Extracted material
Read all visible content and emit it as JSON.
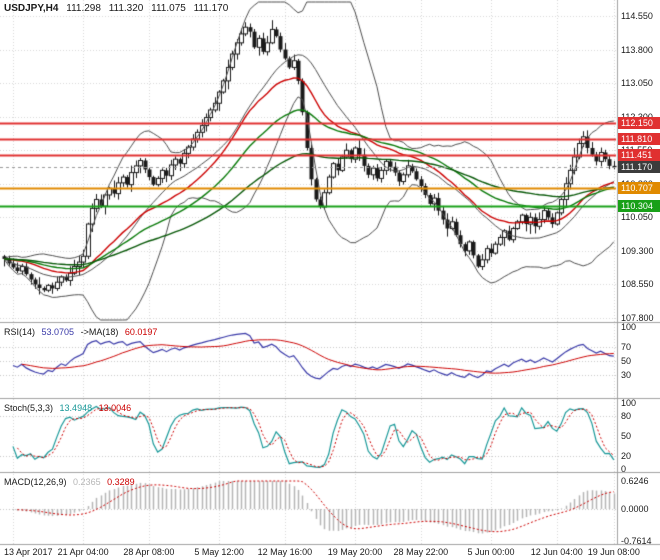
{
  "header": {
    "symbol_period": "USDJPY,H4",
    "open": "111.298",
    "high": "111.320",
    "low": "111.075",
    "close": "111.170"
  },
  "chart_data": {
    "type": "candlestick",
    "symbol": "USDJPY",
    "timeframe": "H4",
    "current_bar": {
      "open": 111.298,
      "high": 111.32,
      "low": 111.075,
      "close": 111.17
    },
    "closes": [
      109.12,
      109.02,
      108.93,
      108.85,
      108.95,
      108.78,
      108.66,
      108.55,
      108.47,
      108.42,
      108.53,
      108.46,
      108.6,
      108.72,
      108.64,
      108.8,
      108.95,
      109.05,
      109.18,
      109.9,
      110.25,
      110.45,
      110.3,
      110.55,
      110.7,
      110.58,
      110.82,
      110.95,
      110.78,
      111.05,
      111.2,
      111.32,
      111.12,
      110.95,
      110.78,
      110.92,
      111.1,
      110.98,
      111.22,
      111.35,
      111.25,
      111.48,
      111.62,
      111.8,
      111.95,
      112.1,
      112.28,
      112.45,
      112.6,
      112.85,
      113.1,
      113.4,
      113.7,
      113.95,
      114.15,
      114.3,
      114.2,
      113.85,
      114.05,
      113.75,
      113.95,
      114.25,
      114.1,
      113.8,
      113.6,
      113.4,
      113.55,
      113.1,
      112.4,
      111.6,
      110.9,
      110.45,
      110.28,
      110.6,
      110.95,
      111.25,
      111.1,
      111.4,
      111.55,
      111.35,
      111.6,
      111.45,
      111.2,
      111.0,
      111.15,
      110.92,
      111.1,
      111.3,
      111.18,
      111.05,
      110.85,
      111.0,
      111.2,
      111.08,
      110.9,
      110.75,
      110.55,
      110.35,
      110.48,
      110.2,
      110.0,
      109.8,
      109.95,
      109.65,
      109.45,
      109.3,
      109.5,
      109.2,
      108.95,
      109.1,
      109.35,
      109.25,
      109.45,
      109.6,
      109.75,
      109.55,
      109.8,
      109.95,
      110.1,
      109.9,
      110.05,
      109.85,
      110.0,
      110.2,
      110.05,
      109.9,
      110.15,
      110.45,
      110.8,
      111.1,
      111.4,
      111.7,
      111.85,
      111.6,
      111.45,
      111.3,
      111.5,
      111.35,
      111.2,
      111.17
    ],
    "y_ticks": [
      {
        "label": "114.550",
        "price": 114.55
      },
      {
        "label": "113.800",
        "price": 113.8
      },
      {
        "label": "113.050",
        "price": 113.05
      },
      {
        "label": "112.300",
        "price": 112.3
      },
      {
        "label": "111.550",
        "price": 111.55
      },
      {
        "label": "110.800",
        "price": 110.8
      },
      {
        "label": "110.050",
        "price": 110.05
      },
      {
        "label": "109.300",
        "price": 109.3
      },
      {
        "label": "108.550",
        "price": 108.55
      },
      {
        "label": "107.800",
        "price": 107.8
      }
    ],
    "x_ticks": [
      {
        "label": "13 Apr 2017",
        "bar": 2
      },
      {
        "label": "21 Apr 04:00",
        "bar": 18
      },
      {
        "label": "28 Apr 08:00",
        "bar": 33
      },
      {
        "label": "5 May 12:00",
        "bar": 49
      },
      {
        "label": "12 May 16:00",
        "bar": 64
      },
      {
        "label": "19 May 20:00",
        "bar": 80
      },
      {
        "label": "28 May 22:00",
        "bar": 95
      },
      {
        "label": "5 Jun 00:00",
        "bar": 111
      },
      {
        "label": "12 Jun 04:00",
        "bar": 126
      },
      {
        "label": "19 Jun 08:00",
        "bar": 139
      }
    ],
    "levels": [
      {
        "label": "112.150",
        "price": 112.15,
        "color": "#e03030",
        "kind": "resistance"
      },
      {
        "label": "111.810",
        "price": 111.81,
        "color": "#e03030",
        "kind": "resistance"
      },
      {
        "label": "111.451",
        "price": 111.451,
        "color": "#e03030",
        "kind": "resistance"
      },
      {
        "label": "111.170",
        "price": 111.17,
        "color": "#3c3c3c",
        "kind": "current-price"
      },
      {
        "label": "110.707",
        "price": 110.707,
        "color": "#e08a00",
        "kind": "support"
      },
      {
        "label": "110.304",
        "price": 110.304,
        "color": "#18a018",
        "kind": "support"
      }
    ],
    "overlays": {
      "bollinger": {
        "period": 20,
        "deviation": 2,
        "color": "#4d4d4d"
      },
      "ma_red": {
        "period": 26,
        "color": "#cc0000"
      },
      "ma_green_fast": {
        "period": 45,
        "color": "#0a7a0a"
      },
      "ma_green_slow": {
        "period": 85,
        "color": "#085808"
      }
    },
    "indicators": {
      "rsi": {
        "label": "RSI(14)",
        "value": "53.0705",
        "ma_label": "->MA(18)",
        "ma_value": "60.0197",
        "period": 14,
        "ma_period": 18,
        "levels": [
          70,
          50,
          30
        ],
        "axis": [
          {
            "label": "100",
            "value": 100
          },
          {
            "label": "70",
            "value": 70
          },
          {
            "label": "50",
            "value": 50
          },
          {
            "label": "30",
            "value": 30
          }
        ],
        "line_color": "#3939a8",
        "ma_color": "#cc0000"
      },
      "stoch": {
        "label": "Stoch(5,3,3)",
        "value": "13.4948",
        "signal_value": "13.0046",
        "k": 5,
        "slowing": 3,
        "d": 3,
        "levels": [
          80,
          20
        ],
        "axis": [
          {
            "label": "100",
            "value": 100
          },
          {
            "label": "80",
            "value": 80
          },
          {
            "label": "50",
            "value": 50
          },
          {
            "label": "20",
            "value": 20
          },
          {
            "label": "0",
            "value": 0
          }
        ],
        "line_color": "#189898",
        "signal_color": "#cc0000"
      },
      "macd": {
        "label": "MACD(12,26,9)",
        "value": "0.2365",
        "signal_value": "0.3289",
        "fast": 12,
        "slow": 26,
        "signal": 9,
        "axis": [
          {
            "label": "0.6246",
            "value": 0.6246
          },
          {
            "label": "0.0000",
            "value": 0
          },
          {
            "label": "-0.7614",
            "value": -0.7614
          }
        ],
        "hist_color": "#b6b6b6",
        "signal_color": "#cc0000"
      }
    }
  }
}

What is being asked
Quote the entries above word for word. Leave the images out.

Task response
Read all visible content and emit it as JSON.
{
  "header": {
    "symbol_period": "USDJPY,H4",
    "open": "111.298",
    "high": "111.320",
    "low": "111.075",
    "close": "111.170"
  },
  "chart_data": {
    "type": "candlestick",
    "symbol": "USDJPY",
    "timeframe": "H4",
    "current_bar": {
      "open": 111.298,
      "high": 111.32,
      "low": 111.075,
      "close": 111.17
    },
    "closes": [
      109.12,
      109.02,
      108.93,
      108.85,
      108.95,
      108.78,
      108.66,
      108.55,
      108.47,
      108.42,
      108.53,
      108.46,
      108.6,
      108.72,
      108.64,
      108.8,
      108.95,
      109.05,
      109.18,
      109.9,
      110.25,
      110.45,
      110.3,
      110.55,
      110.7,
      110.58,
      110.82,
      110.95,
      110.78,
      111.05,
      111.2,
      111.32,
      111.12,
      110.95,
      110.78,
      110.92,
      111.1,
      110.98,
      111.22,
      111.35,
      111.25,
      111.48,
      111.62,
      111.8,
      111.95,
      112.1,
      112.28,
      112.45,
      112.6,
      112.85,
      113.1,
      113.4,
      113.7,
      113.95,
      114.15,
      114.3,
      114.2,
      113.85,
      114.05,
      113.75,
      113.95,
      114.25,
      114.1,
      113.8,
      113.6,
      113.4,
      113.55,
      113.1,
      112.4,
      111.6,
      110.9,
      110.45,
      110.28,
      110.6,
      110.95,
      111.25,
      111.1,
      111.4,
      111.55,
      111.35,
      111.6,
      111.45,
      111.2,
      111.0,
      111.15,
      110.92,
      111.1,
      111.3,
      111.18,
      111.05,
      110.85,
      111.0,
      111.2,
      111.08,
      110.9,
      110.75,
      110.55,
      110.35,
      110.48,
      110.2,
      110.0,
      109.8,
      109.95,
      109.65,
      109.45,
      109.3,
      109.5,
      109.2,
      108.95,
      109.1,
      109.35,
      109.25,
      109.45,
      109.6,
      109.75,
      109.55,
      109.8,
      109.95,
      110.1,
      109.9,
      110.05,
      109.85,
      110.0,
      110.2,
      110.05,
      109.9,
      110.15,
      110.45,
      110.8,
      111.1,
      111.4,
      111.7,
      111.85,
      111.6,
      111.45,
      111.3,
      111.5,
      111.35,
      111.2,
      111.17
    ],
    "y_ticks": [
      {
        "label": "114.550",
        "price": 114.55
      },
      {
        "label": "113.800",
        "price": 113.8
      },
      {
        "label": "113.050",
        "price": 113.05
      },
      {
        "label": "112.300",
        "price": 112.3
      },
      {
        "label": "111.550",
        "price": 111.55
      },
      {
        "label": "110.800",
        "price": 110.8
      },
      {
        "label": "110.050",
        "price": 110.05
      },
      {
        "label": "109.300",
        "price": 109.3
      },
      {
        "label": "108.550",
        "price": 108.55
      },
      {
        "label": "107.800",
        "price": 107.8
      }
    ],
    "x_ticks": [
      {
        "label": "13 Apr 2017",
        "bar": 2
      },
      {
        "label": "21 Apr 04:00",
        "bar": 18
      },
      {
        "label": "28 Apr 08:00",
        "bar": 33
      },
      {
        "label": "5 May 12:00",
        "bar": 49
      },
      {
        "label": "12 May 16:00",
        "bar": 64
      },
      {
        "label": "19 May 20:00",
        "bar": 80
      },
      {
        "label": "28 May 22:00",
        "bar": 95
      },
      {
        "label": "5 Jun 00:00",
        "bar": 111
      },
      {
        "label": "12 Jun 04:00",
        "bar": 126
      },
      {
        "label": "19 Jun 08:00",
        "bar": 139
      }
    ],
    "levels": [
      {
        "label": "112.150",
        "price": 112.15,
        "color": "#e03030",
        "kind": "resistance"
      },
      {
        "label": "111.810",
        "price": 111.81,
        "color": "#e03030",
        "kind": "resistance"
      },
      {
        "label": "111.451",
        "price": 111.451,
        "color": "#e03030",
        "kind": "resistance"
      },
      {
        "label": "111.170",
        "price": 111.17,
        "color": "#3c3c3c",
        "kind": "current-price"
      },
      {
        "label": "110.707",
        "price": 110.707,
        "color": "#e08a00",
        "kind": "support"
      },
      {
        "label": "110.304",
        "price": 110.304,
        "color": "#18a018",
        "kind": "support"
      }
    ],
    "overlays": {
      "bollinger": {
        "period": 20,
        "deviation": 2,
        "color": "#4d4d4d"
      },
      "ma_red": {
        "period": 26,
        "color": "#cc0000"
      },
      "ma_green_fast": {
        "period": 45,
        "color": "#0a7a0a"
      },
      "ma_green_slow": {
        "period": 85,
        "color": "#085808"
      }
    },
    "indicators": {
      "rsi": {
        "label": "RSI(14)",
        "value": "53.0705",
        "ma_label": "->MA(18)",
        "ma_value": "60.0197",
        "period": 14,
        "ma_period": 18,
        "levels": [
          70,
          50,
          30
        ],
        "axis": [
          {
            "label": "100",
            "value": 100
          },
          {
            "label": "70",
            "value": 70
          },
          {
            "label": "50",
            "value": 50
          },
          {
            "label": "30",
            "value": 30
          }
        ],
        "line_color": "#3939a8",
        "ma_color": "#cc0000"
      },
      "stoch": {
        "label": "Stoch(5,3,3)",
        "value": "13.4948",
        "signal_value": "13.0046",
        "k": 5,
        "slowing": 3,
        "d": 3,
        "levels": [
          80,
          20
        ],
        "axis": [
          {
            "label": "100",
            "value": 100
          },
          {
            "label": "80",
            "value": 80
          },
          {
            "label": "50",
            "value": 50
          },
          {
            "label": "20",
            "value": 20
          },
          {
            "label": "0",
            "value": 0
          }
        ],
        "line_color": "#189898",
        "signal_color": "#cc0000"
      },
      "macd": {
        "label": "MACD(12,26,9)",
        "value": "0.2365",
        "signal_value": "0.3289",
        "fast": 12,
        "slow": 26,
        "signal": 9,
        "axis": [
          {
            "label": "0.6246",
            "value": 0.6246
          },
          {
            "label": "0.0000",
            "value": 0
          },
          {
            "label": "-0.7614",
            "value": -0.7614
          }
        ],
        "hist_color": "#b6b6b6",
        "signal_color": "#cc0000"
      }
    }
  }
}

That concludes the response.